------ EXCERPTED RECORDS ------

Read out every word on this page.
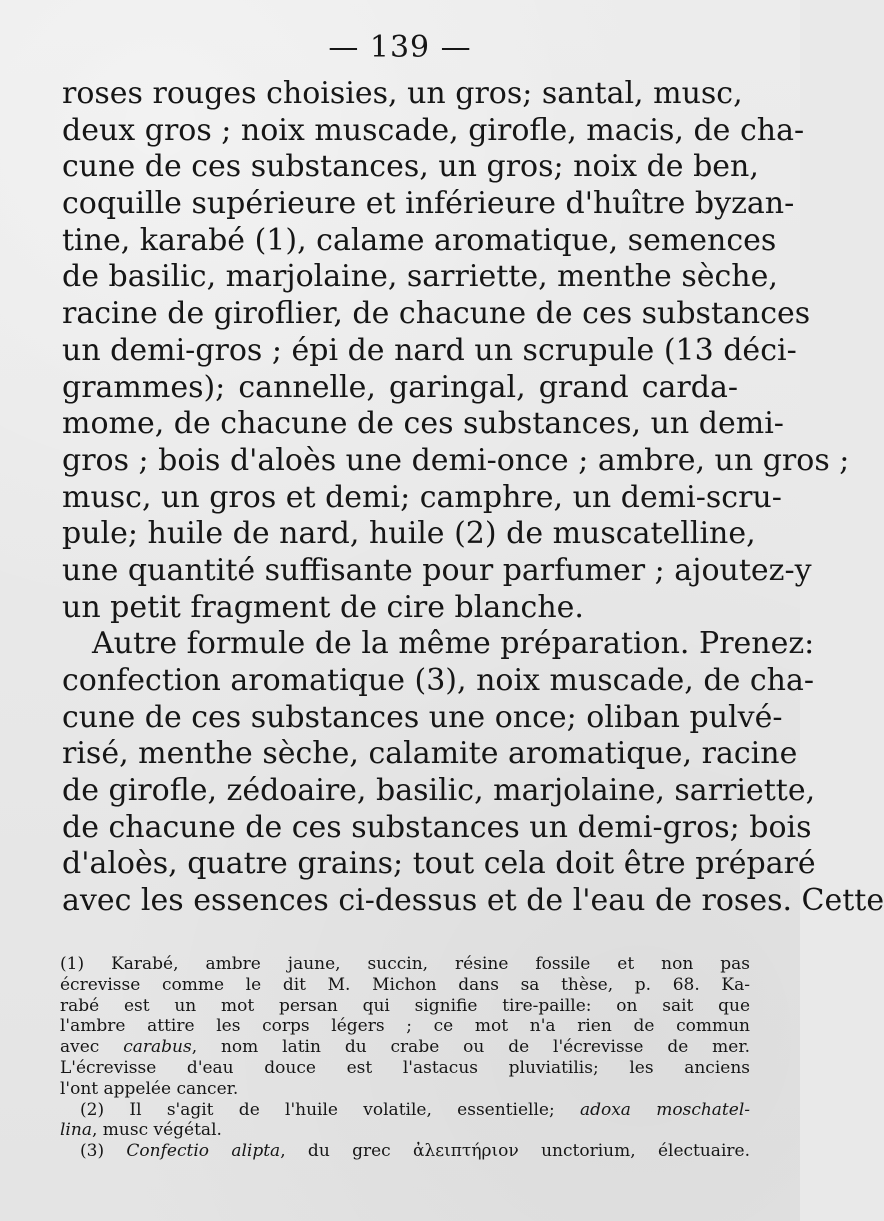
— 139 —
roses rouges choisies, un gros; santal, musc,
deux gros ; noix muscade, girofle, macis, de cha-
cune de ces substances, un gros; noix de ben,
coquille supérieure et inférieure d'huître byzan-
tine, karabé (1), calame aromatique, semences
de basilic, marjolaine, sarriette, menthe sèche,
racine de giroflier, de chacune de ces substances
un demi-gros ; épi de nard un scrupule (13 déci-
grammes); cannelle, garingal, grand carda-
mome, de chacune de ces substances, un demi-
gros ; bois d'aloès une demi-once ; ambre, un gros ;
musc, un gros et demi; camphre, un demi-scru-
pule; huile de nard, huile (2) de muscatelline,
une quantité suffisante pour parfumer ; ajoutez-y
un petit fragment de cire blanche.
Autre formule de la même préparation. Prenez:
confection aromatique (3), noix muscade, de cha-
cune de ces substances une once; oliban pulvé-
risé, menthe sèche, calamite aromatique, racine
de girofle, zédoaire, basilic, marjolaine, sarriette,
de chacune de ces substances un demi-gros; bois
d'aloès, quatre grains; tout cela doit être préparé
avec les essences ci-dessus et de l'eau de roses. Cette
(1) Karabé, ambre jaune, succin, résine fossile et non pas
écrevisse comme le dit M. Michon dans sa thèse, p. 68. Ka-
rabé est un mot persan qui signifie tire-paille: on sait que
l'ambre attire les corps légers ; ce mot n'a rien de commun
avec carabus, nom latin du crabe ou de l'écrevisse de mer.
L'écrevisse d'eau douce est l'astacus pluviatilis; les anciens
l'ont appelée cancer.
(2) Il s'agit de l'huile volatile, essentielle; adoxa moschatel-
lina, musc végétal.
(3) Confectio alipta, du grec ἀλειπτήριον unctorium, électuaire.
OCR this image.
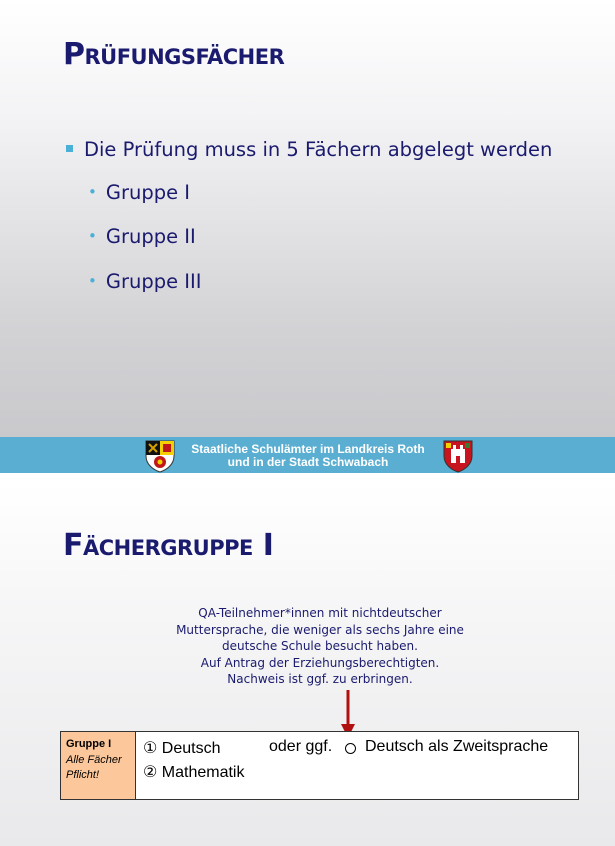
Prüfungsfächer
Die Prüfung muss in 5 Fächern abgelegt werden
• Gruppe I
• Gruppe II
• Gruppe III
Staatliche Schulämter im Landkreis Roth
und in der Stadt Schwabach
Fächergruppe I
QA-Teilnehmer*innen mit nichtdeutscher
Muttersprache, die weniger als sechs Jahre eine
deutsche Schule besucht haben.
Auf Antrag der Erziehungsberechtigten.
Nachweis ist ggf. zu erbringen.
Gruppe I
Alle Fächer
Pflicht!
① Deutsch	oder ggf. Deutsch als Zweitsprache
② Mathematik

------

-- WORK INSTRUCTIONS --
Repeat the preceding records precisely, and leave every picture out of the copy.

-- EXERCISE OUTPUT --
Read out every word on this page.
— 139 —
roses rouges choisies, un gros; santal, musc,
deux gros ; noix muscade, girofle, macis, de cha-
cune de ces substances, un gros; noix de ben,
coquille supérieure et inférieure d'huître byzan-
tine, karabé (1), calame aromatique, semences
de basilic, marjolaine, sarriette, menthe sèche,
racine de giroflier, de chacune de ces substances
un demi-gros ; épi de nard un scrupule (13 déci-
grammes); cannelle, garingal, grand carda-
mome, de chacune de ces substances, un demi-
gros ; bois d'aloès une demi-once ; ambre, un gros ;
musc, un gros et demi; camphre, un demi-scru-
pule; huile de nard, huile (2) de muscatelline,
une quantité suffisante pour parfumer ; ajoutez-y
un petit fragment de cire blanche.
Autre formule de la même préparation. Prenez:
confection aromatique (3), noix muscade, de cha-
cune de ces substances une once; oliban pulvé-
risé, menthe sèche, calamite aromatique, racine
de girofle, zédoaire, basilic, marjolaine, sarriette,
de chacune de ces substances un demi-gros; bois
d'aloès, quatre grains; tout cela doit être préparé
avec les essences ci-dessus et de l'eau de roses. Cette
(1) Karabé, ambre jaune, succin, résine fossile et non pas
écrevisse comme le dit M. Michon dans sa thèse, p. 68. Ka-
rabé est un mot persan qui signifie tire-paille: on sait que
l'ambre attire les corps légers ; ce mot n'a rien de commun
avec carabus, nom latin du crabe ou de l'écrevisse de mer.
L'écrevisse d'eau douce est l'astacus pluviatilis; les anciens
l'ont appelée cancer.
(2) Il s'agit de l'huile volatile, essentielle; adoxa moschatel-
lina, musc végétal.
(3) Confectio alipta, du grec ἀλειπτήριον unctorium, électuaire.
OCR this image.
Prüfungsfächer
Die Prüfung muss in 5 Fächern abgelegt werden
• Gruppe I
• Gruppe II
• Gruppe III
Staatliche Schulämter im Landkreis Roth
und in der Stadt Schwabach
Fächergruppe I
QA-Teilnehmer*innen mit nichtdeutscher
Muttersprache, die weniger als sechs Jahre eine
deutsche Schule besucht haben.
Auf Antrag der Erziehungsberechtigten.
Nachweis ist ggf. zu erbringen.
Gruppe I
Alle Fächer
Pflicht!
① Deutsch	oder ggf. Deutsch als Zweitsprache
② Mathematik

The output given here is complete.